**WRITTEN REQUEST:**
Retype all of the data below word for word, leaving the pictures out of your answer.

Records

◆ ◆ ◆

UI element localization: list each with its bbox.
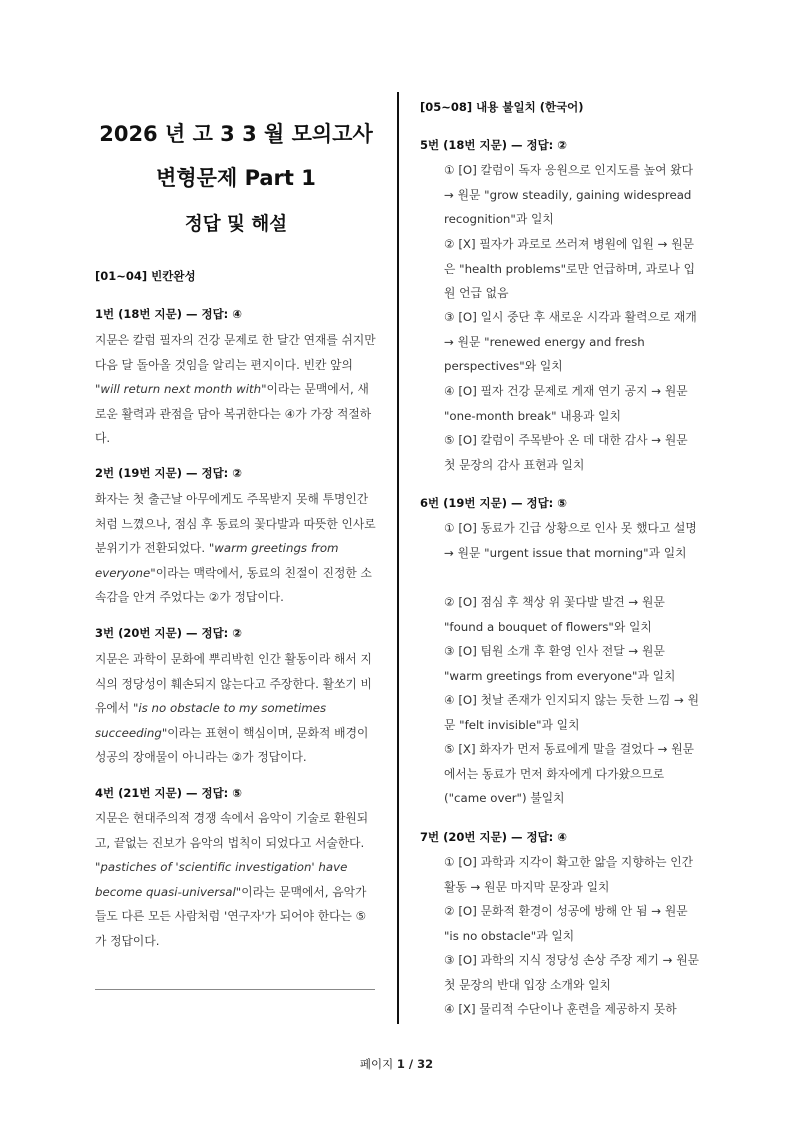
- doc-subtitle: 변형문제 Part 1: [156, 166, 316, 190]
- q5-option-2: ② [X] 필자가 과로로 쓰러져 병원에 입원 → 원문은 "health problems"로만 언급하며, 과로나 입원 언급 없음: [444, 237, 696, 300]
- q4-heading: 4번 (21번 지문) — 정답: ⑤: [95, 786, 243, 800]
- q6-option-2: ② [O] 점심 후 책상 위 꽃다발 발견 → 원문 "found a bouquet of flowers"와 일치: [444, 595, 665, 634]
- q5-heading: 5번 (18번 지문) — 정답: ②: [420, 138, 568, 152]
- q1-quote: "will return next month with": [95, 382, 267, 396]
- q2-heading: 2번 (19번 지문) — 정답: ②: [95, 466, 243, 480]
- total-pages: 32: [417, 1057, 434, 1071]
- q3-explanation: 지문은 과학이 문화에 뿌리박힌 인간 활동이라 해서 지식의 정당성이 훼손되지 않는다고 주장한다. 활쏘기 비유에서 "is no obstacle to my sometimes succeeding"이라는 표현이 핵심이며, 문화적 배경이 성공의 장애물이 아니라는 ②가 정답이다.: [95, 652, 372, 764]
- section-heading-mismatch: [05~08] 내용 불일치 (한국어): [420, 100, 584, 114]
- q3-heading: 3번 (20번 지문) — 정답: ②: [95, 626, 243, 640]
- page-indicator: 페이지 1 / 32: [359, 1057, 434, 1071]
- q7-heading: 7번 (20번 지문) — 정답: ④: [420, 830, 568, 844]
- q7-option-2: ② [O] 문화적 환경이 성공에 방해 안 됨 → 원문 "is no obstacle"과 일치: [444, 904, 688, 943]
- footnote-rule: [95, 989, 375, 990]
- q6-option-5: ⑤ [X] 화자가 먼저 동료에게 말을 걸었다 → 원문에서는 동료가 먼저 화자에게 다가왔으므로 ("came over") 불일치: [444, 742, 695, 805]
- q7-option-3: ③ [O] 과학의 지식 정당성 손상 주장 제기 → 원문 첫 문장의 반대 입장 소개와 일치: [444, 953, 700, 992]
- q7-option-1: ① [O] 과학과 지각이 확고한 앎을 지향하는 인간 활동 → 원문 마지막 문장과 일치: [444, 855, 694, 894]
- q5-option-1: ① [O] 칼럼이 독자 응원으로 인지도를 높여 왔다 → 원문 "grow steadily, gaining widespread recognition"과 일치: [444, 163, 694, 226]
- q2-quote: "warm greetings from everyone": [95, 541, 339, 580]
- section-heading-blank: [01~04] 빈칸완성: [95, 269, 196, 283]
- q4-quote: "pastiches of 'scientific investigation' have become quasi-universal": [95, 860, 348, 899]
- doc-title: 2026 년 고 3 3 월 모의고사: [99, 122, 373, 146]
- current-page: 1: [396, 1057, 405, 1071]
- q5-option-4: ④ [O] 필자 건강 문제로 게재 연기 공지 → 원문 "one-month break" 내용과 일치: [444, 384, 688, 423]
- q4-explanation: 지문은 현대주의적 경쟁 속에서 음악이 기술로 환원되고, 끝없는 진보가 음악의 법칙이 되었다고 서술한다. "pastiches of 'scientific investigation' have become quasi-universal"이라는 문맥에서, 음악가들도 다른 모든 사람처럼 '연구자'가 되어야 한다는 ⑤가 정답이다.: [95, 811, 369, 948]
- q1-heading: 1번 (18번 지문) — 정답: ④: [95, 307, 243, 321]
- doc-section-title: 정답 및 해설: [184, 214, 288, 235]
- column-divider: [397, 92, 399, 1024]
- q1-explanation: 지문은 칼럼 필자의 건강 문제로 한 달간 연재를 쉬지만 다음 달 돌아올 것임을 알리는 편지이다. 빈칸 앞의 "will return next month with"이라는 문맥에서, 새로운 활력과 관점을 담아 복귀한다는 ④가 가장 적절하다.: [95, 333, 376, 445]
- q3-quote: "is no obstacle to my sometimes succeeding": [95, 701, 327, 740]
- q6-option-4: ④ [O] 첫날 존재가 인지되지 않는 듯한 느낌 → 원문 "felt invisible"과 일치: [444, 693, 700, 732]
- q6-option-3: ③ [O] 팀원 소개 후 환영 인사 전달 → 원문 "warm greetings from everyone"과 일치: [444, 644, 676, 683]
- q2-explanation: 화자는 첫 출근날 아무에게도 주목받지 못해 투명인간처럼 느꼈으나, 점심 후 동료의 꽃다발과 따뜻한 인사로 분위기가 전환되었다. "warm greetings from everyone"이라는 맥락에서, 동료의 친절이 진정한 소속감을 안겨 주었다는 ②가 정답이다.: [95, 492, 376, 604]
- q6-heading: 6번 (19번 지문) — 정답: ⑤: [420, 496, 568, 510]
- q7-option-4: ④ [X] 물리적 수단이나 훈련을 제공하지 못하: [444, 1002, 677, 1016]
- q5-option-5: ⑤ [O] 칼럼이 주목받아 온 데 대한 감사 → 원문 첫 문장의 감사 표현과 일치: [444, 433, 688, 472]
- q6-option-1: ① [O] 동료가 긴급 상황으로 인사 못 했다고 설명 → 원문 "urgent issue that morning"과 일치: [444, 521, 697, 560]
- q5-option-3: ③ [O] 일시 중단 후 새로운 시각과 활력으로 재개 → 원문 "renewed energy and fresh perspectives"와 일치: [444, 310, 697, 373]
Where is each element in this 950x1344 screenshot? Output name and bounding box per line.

◆ ◆ ◆

**THE RESULT:**
UI element localization: list each with its bbox.
- doc-subtitle: 변형문제 Part 1: [156, 166, 316, 190]
- q5-option-2: ② [X] 필자가 과로로 쓰러져 병원에 입원 → 원문은 "health problems"로만 언급하며, 과로나 입원 언급 없음: [444, 237, 696, 300]
- q4-heading: 4번 (21번 지문) — 정답: ⑤: [95, 786, 243, 800]
- q6-option-2: ② [O] 점심 후 책상 위 꽃다발 발견 → 원문 "found a bouquet of flowers"와 일치: [444, 595, 665, 634]
- q5-heading: 5번 (18번 지문) — 정답: ②: [420, 138, 568, 152]
- q1-quote: "will return next month with": [95, 382, 267, 396]
- q2-heading: 2번 (19번 지문) — 정답: ②: [95, 466, 243, 480]
- total-pages: 32: [417, 1057, 434, 1071]
- q3-explanation: 지문은 과학이 문화에 뿌리박힌 인간 활동이라 해서 지식의 정당성이 훼손되지 않는다고 주장한다. 활쏘기 비유에서 "is no obstacle to my sometimes succeeding"이라는 표현이 핵심이며, 문화적 배경이 성공의 장애물이 아니라는 ②가 정답이다.: [95, 652, 372, 764]
- section-heading-mismatch: [05~08] 내용 불일치 (한국어): [420, 100, 584, 114]
- q3-heading: 3번 (20번 지문) — 정답: ②: [95, 626, 243, 640]
- page-indicator: 페이지 1 / 32: [359, 1057, 434, 1071]
- q7-heading: 7번 (20번 지문) — 정답: ④: [420, 830, 568, 844]
- q7-option-2: ② [O] 문화적 환경이 성공에 방해 안 됨 → 원문 "is no obstacle"과 일치: [444, 904, 688, 943]
- footnote-rule: [95, 989, 375, 990]
- q6-option-5: ⑤ [X] 화자가 먼저 동료에게 말을 걸었다 → 원문에서는 동료가 먼저 화자에게 다가왔으므로 ("came over") 불일치: [444, 742, 695, 805]
- q7-option-3: ③ [O] 과학의 지식 정당성 손상 주장 제기 → 원문 첫 문장의 반대 입장 소개와 일치: [444, 953, 700, 992]
- q7-option-1: ① [O] 과학과 지각이 확고한 앎을 지향하는 인간 활동 → 원문 마지막 문장과 일치: [444, 855, 694, 894]
- q5-option-1: ① [O] 칼럼이 독자 응원으로 인지도를 높여 왔다 → 원문 "grow steadily, gaining widespread recognition"과 일치: [444, 163, 694, 226]
- q2-quote: "warm greetings from everyone": [95, 541, 339, 580]
- section-heading-blank: [01~04] 빈칸완성: [95, 269, 196, 283]
- q4-quote: "pastiches of 'scientific investigation' have become quasi-universal": [95, 860, 348, 899]
- doc-title: 2026 년 고 3 3 월 모의고사: [99, 122, 373, 146]
- current-page: 1: [396, 1057, 405, 1071]
- q5-option-4: ④ [O] 필자 건강 문제로 게재 연기 공지 → 원문 "one-month break" 내용과 일치: [444, 384, 688, 423]
- q4-explanation: 지문은 현대주의적 경쟁 속에서 음악이 기술로 환원되고, 끝없는 진보가 음악의 법칙이 되었다고 서술한다. "pastiches of 'scientific investigation' have become quasi-universal"이라는 문맥에서, 음악가들도 다른 모든 사람처럼 '연구자'가 되어야 한다는 ⑤가 정답이다.: [95, 811, 369, 948]
- q1-heading: 1번 (18번 지문) — 정답: ④: [95, 307, 243, 321]
- doc-section-title: 정답 및 해설: [184, 214, 288, 235]
- column-divider: [397, 92, 399, 1024]
- q1-explanation: 지문은 칼럼 필자의 건강 문제로 한 달간 연재를 쉬지만 다음 달 돌아올 것임을 알리는 편지이다. 빈칸 앞의 "will return next month with"이라는 문맥에서, 새로운 활력과 관점을 담아 복귀한다는 ④가 가장 적절하다.: [95, 333, 376, 445]
- q3-quote: "is no obstacle to my sometimes succeeding": [95, 701, 327, 740]
- q6-option-4: ④ [O] 첫날 존재가 인지되지 않는 듯한 느낌 → 원문 "felt invisible"과 일치: [444, 693, 700, 732]
- q6-option-3: ③ [O] 팀원 소개 후 환영 인사 전달 → 원문 "warm greetings from everyone"과 일치: [444, 644, 676, 683]
- q2-explanation: 화자는 첫 출근날 아무에게도 주목받지 못해 투명인간처럼 느꼈으나, 점심 후 동료의 꽃다발과 따뜻한 인사로 분위기가 전환되었다. "warm greetings from everyone"이라는 맥락에서, 동료의 친절이 진정한 소속감을 안겨 주었다는 ②가 정답이다.: [95, 492, 376, 604]
- q6-heading: 6번 (19번 지문) — 정답: ⑤: [420, 496, 568, 510]
- q7-option-4: ④ [X] 물리적 수단이나 훈련을 제공하지 못하: [444, 1002, 677, 1016]
- q5-option-5: ⑤ [O] 칼럼이 주목받아 온 데 대한 감사 → 원문 첫 문장의 감사 표현과 일치: [444, 433, 688, 472]
- q6-option-1: ① [O] 동료가 긴급 상황으로 인사 못 했다고 설명 → 원문 "urgent issue that morning"과 일치: [444, 521, 697, 560]
- q5-option-3: ③ [O] 일시 중단 후 새로운 시각과 활력으로 재개 → 원문 "renewed energy and fresh perspectives"와 일치: [444, 310, 697, 373]
Where is each element in this 950x1344 screenshot? Output name and bounding box per line.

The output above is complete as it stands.